◆ **Provided text**:
-------------------------

Effect of Semi-Rigid Locking Screws on the Stiffness of a Fracture-Fixation Construct: A Conceptual Finite-Element Study

Strong stiffness provided by locking-plate system has resulted in nonunion and delayed union for long bone fracture. Longer bone plate can lengthen the working length to reduce the structural stiffness of the fixation device but will enlarge skin incision. Using the semi-rigid locking screw may be helpful but the efficacy was unclear. In simulated fracture model, four rigid locking screws were continually inserted beneath the fracture gap. The other four rigid/semi-rigid locking screws were equally distributed or concentrated at screw holes superior to the fracture gap. Axial compressive load was exerted to compare the biomechanical performance under various screw configurations and plate working length. Results revealed that using the semi-rigid locking screws, the structural stiffness of the fixation structure were lowered by 29.5%–45.1% comparing to the model with the same screw configuration using rigid locking screws. Semi-rigid screw models with shorter working length represented comparable flexibility of the fixation structure to the rigid locking screw model with longer working length. Compared to rigid locking screw, semi-rigid locking screw may provide similar flexibility with shorter bone plate, which may be beneficial to reduce the required plate length so that the skin incision may be minimized for fracture reduction.

-------------------------

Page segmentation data
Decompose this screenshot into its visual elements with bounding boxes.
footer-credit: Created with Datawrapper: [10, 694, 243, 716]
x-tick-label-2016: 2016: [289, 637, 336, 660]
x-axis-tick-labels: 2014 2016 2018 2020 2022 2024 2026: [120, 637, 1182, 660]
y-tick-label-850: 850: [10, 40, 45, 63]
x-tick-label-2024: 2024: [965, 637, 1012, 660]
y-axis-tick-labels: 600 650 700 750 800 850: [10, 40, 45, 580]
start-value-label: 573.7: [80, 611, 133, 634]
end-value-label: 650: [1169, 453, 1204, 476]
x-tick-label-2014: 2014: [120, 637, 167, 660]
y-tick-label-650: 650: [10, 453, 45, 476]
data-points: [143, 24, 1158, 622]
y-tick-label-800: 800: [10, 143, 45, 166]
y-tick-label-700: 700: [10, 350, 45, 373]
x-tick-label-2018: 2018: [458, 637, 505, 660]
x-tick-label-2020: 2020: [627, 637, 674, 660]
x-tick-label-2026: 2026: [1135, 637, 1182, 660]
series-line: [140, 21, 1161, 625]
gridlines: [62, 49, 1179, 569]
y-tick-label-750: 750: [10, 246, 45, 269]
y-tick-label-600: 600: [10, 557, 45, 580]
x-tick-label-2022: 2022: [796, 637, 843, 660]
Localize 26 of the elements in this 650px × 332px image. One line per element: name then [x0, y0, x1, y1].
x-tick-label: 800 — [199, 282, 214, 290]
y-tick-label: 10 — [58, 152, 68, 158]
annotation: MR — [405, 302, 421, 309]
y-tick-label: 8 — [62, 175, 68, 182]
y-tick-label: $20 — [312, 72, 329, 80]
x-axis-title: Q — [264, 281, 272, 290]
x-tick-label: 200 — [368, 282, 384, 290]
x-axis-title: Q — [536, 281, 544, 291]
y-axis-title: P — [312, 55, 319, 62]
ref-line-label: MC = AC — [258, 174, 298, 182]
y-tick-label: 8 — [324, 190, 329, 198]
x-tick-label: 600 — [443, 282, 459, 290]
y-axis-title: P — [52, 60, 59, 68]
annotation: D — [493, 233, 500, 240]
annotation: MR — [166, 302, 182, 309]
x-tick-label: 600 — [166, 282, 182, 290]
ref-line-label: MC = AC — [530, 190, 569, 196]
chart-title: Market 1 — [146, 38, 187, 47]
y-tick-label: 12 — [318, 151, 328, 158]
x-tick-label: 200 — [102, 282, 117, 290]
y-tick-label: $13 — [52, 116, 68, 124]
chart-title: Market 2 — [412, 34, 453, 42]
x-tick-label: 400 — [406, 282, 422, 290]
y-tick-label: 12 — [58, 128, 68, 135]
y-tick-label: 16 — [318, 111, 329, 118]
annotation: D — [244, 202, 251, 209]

-------------------------

◆ **Problem set**:
(a) According to the abstract, by what percentage range were the structural stiffness values of the fixation structure lowered when semi-rigid locking screws were used?
(b) Summarize the abstract in two sentences.
(c) Based on the abstract, state whether each statement agrees with it, answering yes or no and quoting the words that decide it.
(i) A longer bone plate reduces the structural stiffness of the fixation device without enlarging the skin incision.
(ii) In the simulated fracture model, four rigid locking screws were inserted beneath the fracture gap.
(iii) Torsional load was applied to compare the biomechanical performance of the screw configurations.

◆ **Answers below**:
(a) By 29.5%–45.1%, compared to the model with the same screw configuration using rigid locking screws.

(b) Because the strong stiffness of locking-plate systems has led to nonunion and delayed union, and longer plates reduce stiffness only at the cost of a larger skin incision, the study applied axial compressive load to a simulated fracture model to compare rigid and semi-rigid locking screws across screw configurations and plate working lengths. Semi-rigid screws lowered structural stiffness by 29.5%–45.1% and, with a shorter working length, gave flexibility comparable to rigid screws with a longer one, which may allow a shorter plate and a smaller skin incision.

(c)
(i) No: "Longer bone plate can lengthen the working length to reduce the structural stiffness of the fixation device but will enlarge skin incision."
(ii) Yes: "four rigid locking screws were continually inserted beneath the fracture gap."
(iii) No: "Axial compressive load was exerted to compare the biomechanical performance under various screw configurations and plate working length."